→ Brief
Filter the listing and keep only the lines with the word "CMYK".

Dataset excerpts

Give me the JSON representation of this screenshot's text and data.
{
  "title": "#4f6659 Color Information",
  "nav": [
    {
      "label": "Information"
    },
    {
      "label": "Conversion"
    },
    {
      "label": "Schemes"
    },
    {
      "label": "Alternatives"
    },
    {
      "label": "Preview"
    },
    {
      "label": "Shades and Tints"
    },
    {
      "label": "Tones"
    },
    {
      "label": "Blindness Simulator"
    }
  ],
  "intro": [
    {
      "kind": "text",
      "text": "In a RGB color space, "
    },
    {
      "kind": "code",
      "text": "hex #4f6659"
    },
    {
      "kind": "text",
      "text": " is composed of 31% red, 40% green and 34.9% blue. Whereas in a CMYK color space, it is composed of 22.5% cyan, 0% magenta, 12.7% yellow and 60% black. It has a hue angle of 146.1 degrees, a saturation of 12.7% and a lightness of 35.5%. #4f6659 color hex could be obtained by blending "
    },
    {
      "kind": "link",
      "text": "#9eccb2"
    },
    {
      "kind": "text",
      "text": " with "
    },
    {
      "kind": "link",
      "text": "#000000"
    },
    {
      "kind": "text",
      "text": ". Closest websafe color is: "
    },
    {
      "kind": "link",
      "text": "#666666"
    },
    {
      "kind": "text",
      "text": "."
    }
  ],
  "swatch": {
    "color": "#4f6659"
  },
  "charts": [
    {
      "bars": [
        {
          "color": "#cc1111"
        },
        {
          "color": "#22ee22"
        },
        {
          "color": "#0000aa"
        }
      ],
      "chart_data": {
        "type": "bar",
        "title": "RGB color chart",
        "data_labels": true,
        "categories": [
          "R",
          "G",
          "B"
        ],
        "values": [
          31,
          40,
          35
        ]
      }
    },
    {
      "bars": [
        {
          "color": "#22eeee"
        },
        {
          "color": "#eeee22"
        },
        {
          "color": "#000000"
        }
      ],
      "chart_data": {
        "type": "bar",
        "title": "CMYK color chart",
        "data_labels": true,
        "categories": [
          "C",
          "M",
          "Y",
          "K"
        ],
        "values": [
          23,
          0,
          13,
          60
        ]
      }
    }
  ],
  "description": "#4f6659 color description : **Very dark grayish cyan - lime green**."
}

→ Written response
      "text": " is composed of 31% red, 40% green and 34.9% blue. Whereas in a CMYK color space, it is composed of 22.5% cyan, 0% magenta, 12.7% yellow and 60% black. It has a hue angle of 146.1 degrees, a saturation of 12.7% and a lightness of 35.5%. #4f6659 color hex could be obtained by blending "
        "title": "CMYK color chart",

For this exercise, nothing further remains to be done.